Find the line containing "What text is on this page?", then return it and every line after it through the end of the records, exactly. Leave out pictures.

Data excerpts:
(begin)
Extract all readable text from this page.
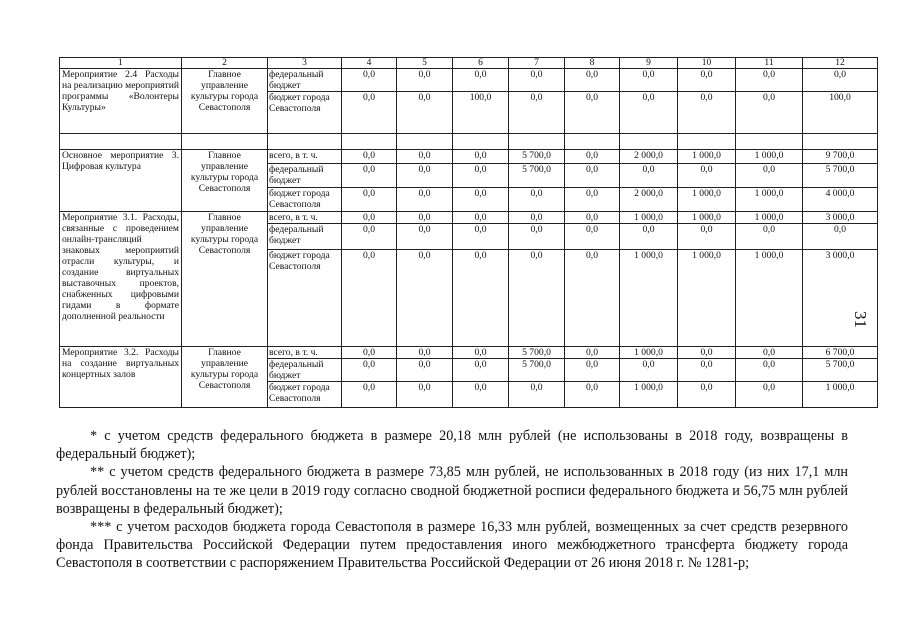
1	2	3	4	5	6	7	8	9	10	11	12

Мероприятие 2.4 Расходы на реализацию мероприятий программы «Волонтеры Культуры»	Главное управление культуры города Севастополя	федеральный бюджет	0,0	0,0	0,0	0,0	0,0	0,0	0,0	0,0	0,0
		бюджет города Севастополя	0,0	0,0	100,0	0,0	0,0	0,0	0,0	0,0	100,0

Основное мероприятие 3. Цифровая культура	Главное управление культуры города Севастополя	всего, в т. ч.	0,0	0,0	0,0	5 700,0	0,0	2 000,0	1 000,0	1 000,0	9 700,0
		федеральный бюджет	0,0	0,0	0,0	5 700,0	0,0	0,0	0,0	0,0	5 700,0
		бюджет города Севастополя	0,0	0,0	0,0	0,0	0,0	2 000,0	1 000,0	1 000,0	4 000,0

Мероприятие 3.1. Расходы, связанные с проведением онлайн-трансляций знаковых мероприятий отрасли культуры, и создание виртуальных выставочных проектов, снабженных цифровыми гидами в формате дополненной реальности	Главное управление культуры города Севастополя	всего, в т. ч.	0,0	0,0	0,0	0,0	0,0	1 000,0	1 000,0	1 000,0	3 000,0
		федеральный бюджет	0,0	0,0	0,0	0,0	0,0	0,0	0,0	0,0	0,0
		бюджет города Севастополя	0,0	0,0	0,0	0,0	0,0	1 000,0	1 000,0	1 000,0	3 000,0

Мероприятие 3.2. Расходы на создание виртуальных концертных залов	Главное управление культуры города Севастополя	всего, в т. ч.	0,0	0,0	0,0	5 700,0	0,0	1 000,0	0,0	0,0	6 700,0
		федеральный бюджет	0,0	0,0	0,0	5 700,0	0,0	0,0	0,0	0,0	5 700,0
		бюджет города Севастополя	0,0	0,0	0,0	0,0	0,0	1 000,0	0,0	0,0	1 000,0
31

* с учетом средств федерального бюджета в размере 20,18 млн рублей (не использованы в 2018 году, возвращены в федеральный бюджет);

** с учетом средств федерального бюджета в размере 73,85 млн рублей, не использованных в 2018 году (из них 17,1 млн рублей восстановлены на те же цели в 2019 году согласно сводной бюджетной росписи федерального бюджета и 56,75 млн рублей возвращены в федеральный бюджет);

*** с учетом расходов бюджета города Севастополя в размере 16,33 млн рублей, возмещенных за счет средств резервного фонда Правительства Российской Федерации путем предоставления иного межбюджетного трансферта бюджету города Севастополя в соответствии с распоряжением Правительства Российской Федерации от 26 июня 2018 г. № 1281-р;
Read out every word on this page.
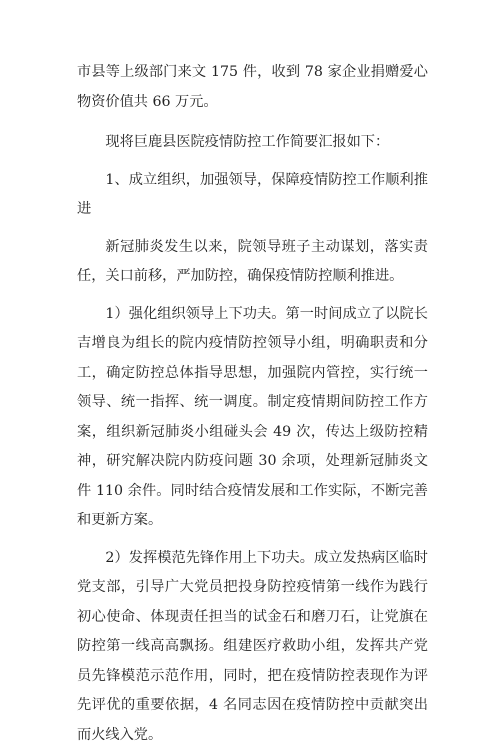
市县等上级部门来文 175 件，收到 78 家企业捐赠爱心物资价值共 66 万元。

现将巨鹿县医院疫情防控工作简要汇报如下：

1、成立组织，加强领导，保障疫情防控工作顺利推进

新冠肺炎发生以来，院领导班子主动谋划，落实责任，关口前移，严加防控，确保疫情防控顺利推进。

1）强化组织领导上下功夫。第一时间成立了以院长吉增良为组长的院内疫情防控领导小组，明确职责和分工，确定防控总体指导思想，加强院内管控，实行统一领导、统一指挥、统一调度。制定疫情期间防控工作方案，组织新冠肺炎小组碰头会 49 次，传达上级防控精神，研究解决院内防疫问题 30 余项，处理新冠肺炎文件 110 余件。同时结合疫情发展和工作实际，不断完善和更新方案。

2）发挥模范先锋作用上下功夫。成立发热病区临时党支部，引导广大党员把投身防控疫情第一线作为践行初心使命、体现责任担当的试金石和磨刀石，让党旗在防控第一线高高飘扬。组建医疗救助小组，发挥共产党员先锋模范示范作用，同时，把在疫情防控表现作为评先评优的重要依据，4 名同志因在疫情防控中贡献突出而火线入党。
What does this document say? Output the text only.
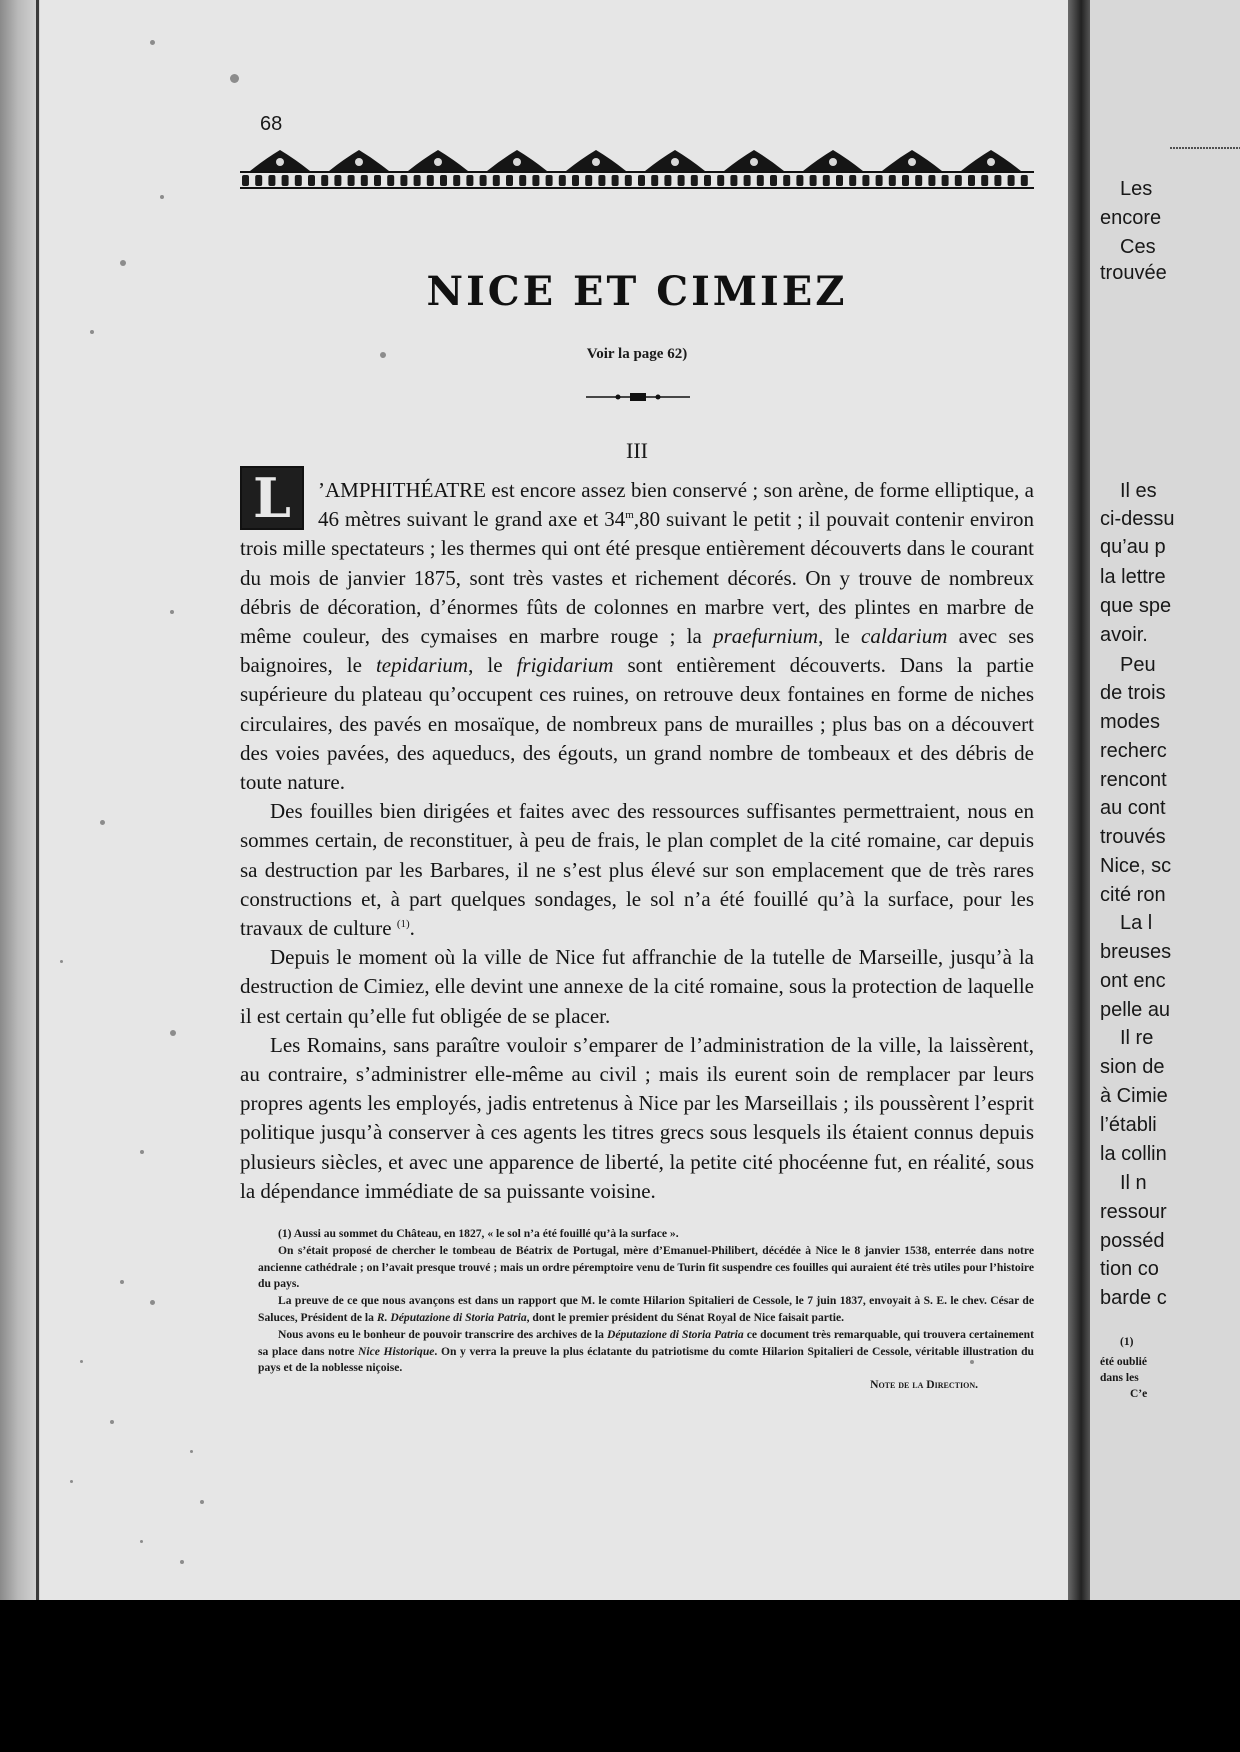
68
NICE ET CIMIEZ
Voir la page 62)
III
L	’AMPHITHÉATRE est encore assez bien conservé ; son arène, de forme elliptique, a 46 mètres suivant le grand axe et 34$^m$,80 suivant le petit ; il pouvait contenir environ trois mille spectateurs ; les thermes qui ont été presque entièrement découverts dans le courant du mois de janvier 1875, sont très vastes et richement décorés. On y trouve de nombreux débris de décoration, d’énormes fûts de colonnes en marbre vert, des plintes en marbre de même couleur, des cymaises en marbre rouge ; la praefurnium, le caldarium avec ses baignoires, le tepidarium, le frigidarium sont entièrement découverts. Dans la partie supérieure du plateau qu’occupent ces ruines, on retrouve deux fontaines en forme de niches circulaires, des pavés en mosaïque, de nombreux pans de murailles ; plus bas on a découvert des voies pavées, des aqueducs, des égouts, un grand nombre de tombeaux et des débris de toute nature.

Des fouilles bien dirigées et faites avec des ressources suffisantes permettraient, nous en sommes certain, de reconstituer, à peu de frais, le plan complet de la cité romaine, car depuis sa destruction par les Barbares, il ne s’est plus élevé sur son emplacement que de très rares constructions et, à part quelques sondages, le sol n’a été fouillé qu’à la surface, pour les travaux de culture $^{(1)}$.

Depuis le moment où la ville de Nice fut affranchie de la tutelle de Marseille, jusqu’à la destruction de Cimiez, elle devint une annexe de la cité romaine, sous la protection de laquelle il est certain qu’elle fut obligée de se placer.

Les Romains, sans paraître vouloir s’emparer de l’administration de la ville, la laissèrent, au contraire, s’administrer elle-même au civil ; mais ils eurent soin de remplacer par leurs propres agents les employés, jadis entretenus à Nice par les Marseillais ; ils poussèrent l’esprit politique jusqu’à conserver à ces agents les titres grecs sous lesquels ils étaient connus depuis plusieurs siècles, et avec une apparence de liberté, la petite cité phocéenne fut, en réalité, sous la dépendance immédiate de sa puissante voisine.

(1) Aussi au sommet du Château, en 1827, « le sol n’a été fouillé qu’à la surface ».

On s’était proposé de chercher le tombeau de Béatrix de Portugal, mère d’Emanuel-Philibert, décédée à Nice le 8 janvier 1538, enterrée dans notre ancienne cathédrale ; on l’avait presque trouvé ; mais un ordre péremptoire venu de Turin fit suspendre ces fouilles qui auraient été très utiles pour l’histoire du pays.

La preuve de ce que nous avançons est dans un rapport que M. le comte Hilarion Spitalieri de Cessole, le 7 juin 1837, envoyait à S. E. le chev. César de Saluces, Président de la R. Députazione di Storia Patria, dont le premier président du Sénat Royal de Nice faisait partie.

Nous avons eu le bonheur de pouvoir transcrire des archives de la Députazione di Storia Patria ce document très remarquable, qui trouvera certainement sa place dans notre Nice Historique. On y verra la preuve la plus éclatante du patriotisme du comte Hilarion Spitalieri de Cessole, véritable illustration du pays et de la noblesse niçoise.

Note de la Direction.

Les
encore
Ces
trouvée
Il es
ci-dessu
qu’au p
la lettre
que spe
avoir.
Peu
de trois
modes
recherc
rencont
au cont
trouvés
Nice, sc
cité ron
La l
breuses
ont enc
pelle au
Il re
sion de
à Cimie
l’établi
la collin
Il n
ressour
posséd
tion co
barde c
(1)
été oublié
dans les
C’e
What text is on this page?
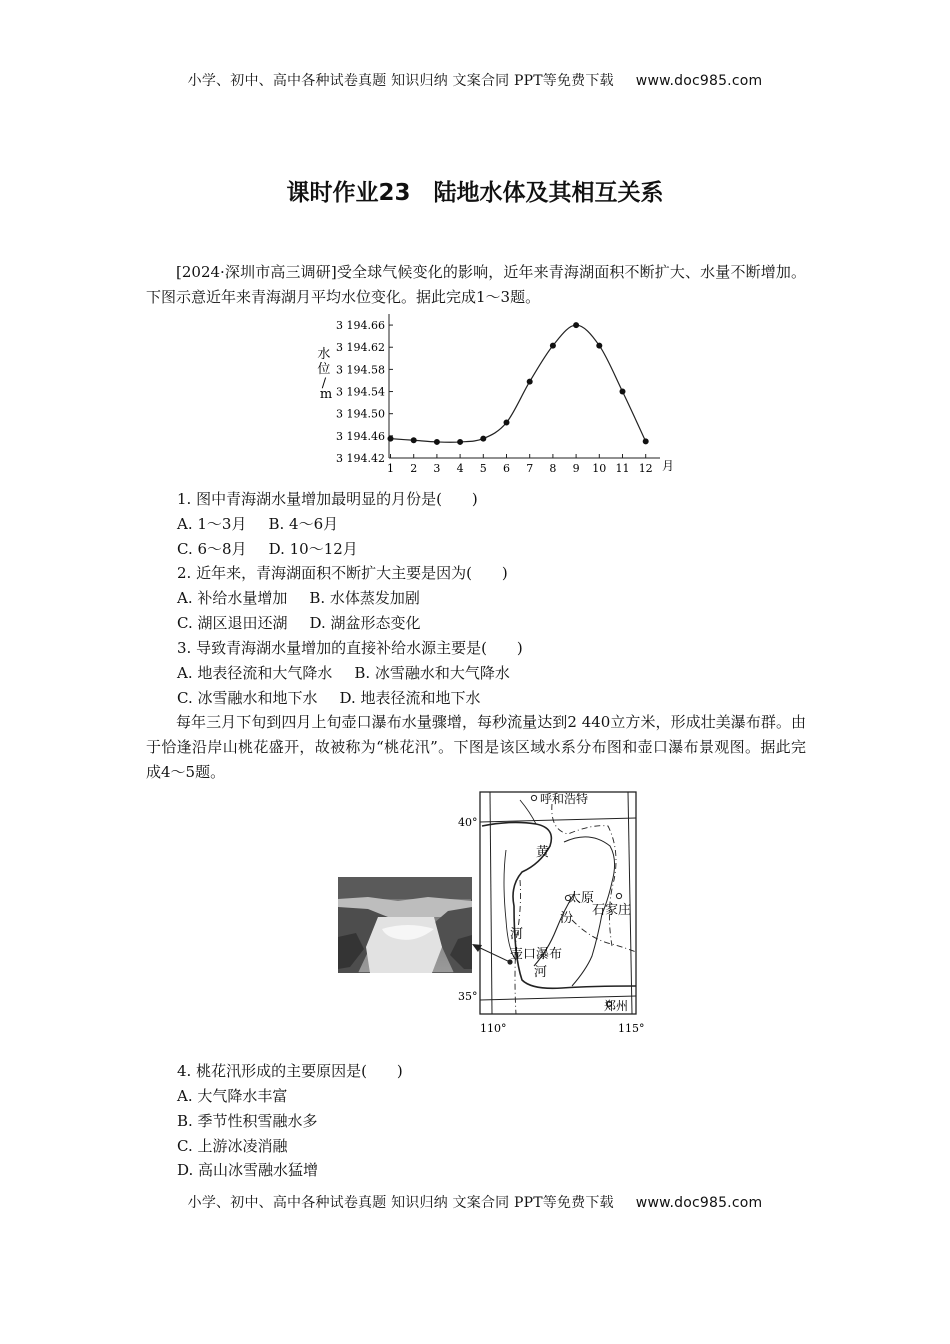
小学、初中、高中各种试卷真题 知识归纳 文案合同 PPT等免费下载 www.doc985.com
课时作业23　陆地水体及其相互关系
[2024·深圳市高三调研]受全球气候变化的影响，近年来青海湖面积不断扩大、水量不断增加。下图示意近年来青海湖月平均水位变化。据此完成1～3题。
3 194.66
3 194.62
3 194.58
3 194.54
3 194.50
3 194.46
3 194.42
水 位 / m
1 2 3 4 5 6 7 8 9 10 11 12 月
1. 图中青海湖水量增加最明显的月份是(　　)
A. 1～3月 B. 4～6月
C. 6～8月 D. 10～12月
2. 近年来，青海湖面积不断扩大主要是因为(　　)
A. 补给水量增加 B. 水体蒸发加剧
C. 湖区退田还湖 D. 湖盆形态变化
3. 导致青海湖水量增加的直接补给水源主要是(　　)
A. 地表径流和大气降水 B. 冰雪融水和大气降水
C. 冰雪融水和地下水 D. 地表径流和地下水
每年三月下旬到四月上旬壶口瀑布水量骤增，每秒流量达到2 440立方米，形成壮美瀑布群。由于恰逢沿岸山桃花盛开，故被称为“桃花汛”。下图是该区域水系分布图和壶口瀑布景观图。据此完成4～5题。
40°
35°
110°	115°
呼和浩特
太原
石家庄
郑州
黄
河
汾
河
壶口瀑布
4. 桃花汛形成的主要原因是(　　)
A. 大气降水丰富
B. 季节性积雪融水多
C. 上游冰凌消融
D. 高山冰雪融水猛增
小学、初中、高中各种试卷真题 知识归纳 文案合同 PPT等免费下载 www.doc985.com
(end)
:: Task output ::
What text is on this page?
小学、初中、高中各种试卷真题 知识归纳 文案合同 PPT等免费下载 www.doc985.com
课时作业23　陆地水体及其相互关系
[2024·深圳市高三调研]受全球气候变化的影响，近年来青海湖面积不断扩大、水量不断增加。下图示意近年来青海湖月平均水位变化。据此完成1～3题。
3 194.66
3 194.62
3 194.58
3 194.54
3 194.50
3 194.46
3 194.42
水 位 / m
1 2 3 4 5 6 7 8 9 10 11 12 月
1. 图中青海湖水量增加最明显的月份是(　　)
A. 1～3月 B. 4～6月
C. 6～8月 D. 10～12月
2. 近年来，青海湖面积不断扩大主要是因为(　　)
A. 补给水量增加 B. 水体蒸发加剧
C. 湖区退田还湖 D. 湖盆形态变化
3. 导致青海湖水量增加的直接补给水源主要是(　　)
A. 地表径流和大气降水 B. 冰雪融水和大气降水
C. 冰雪融水和地下水 D. 地表径流和地下水
每年三月下旬到四月上旬壶口瀑布水量骤增，每秒流量达到2 440立方米，形成壮美瀑布群。由于恰逢沿岸山桃花盛开，故被称为“桃花汛”。下图是该区域水系分布图和壶口瀑布景观图。据此完成4～5题。
40°
35°
110°	115°
呼和浩特
太原
石家庄
郑州
黄
河
汾
河
壶口瀑布
4. 桃花汛形成的主要原因是(　　)
A. 大气降水丰富
B. 季节性积雪融水多
C. 上游冰凌消融
D. 高山冰雪融水猛增
小学、初中、高中各种试卷真题 知识归纳 文案合同 PPT等免费下载 www.doc985.com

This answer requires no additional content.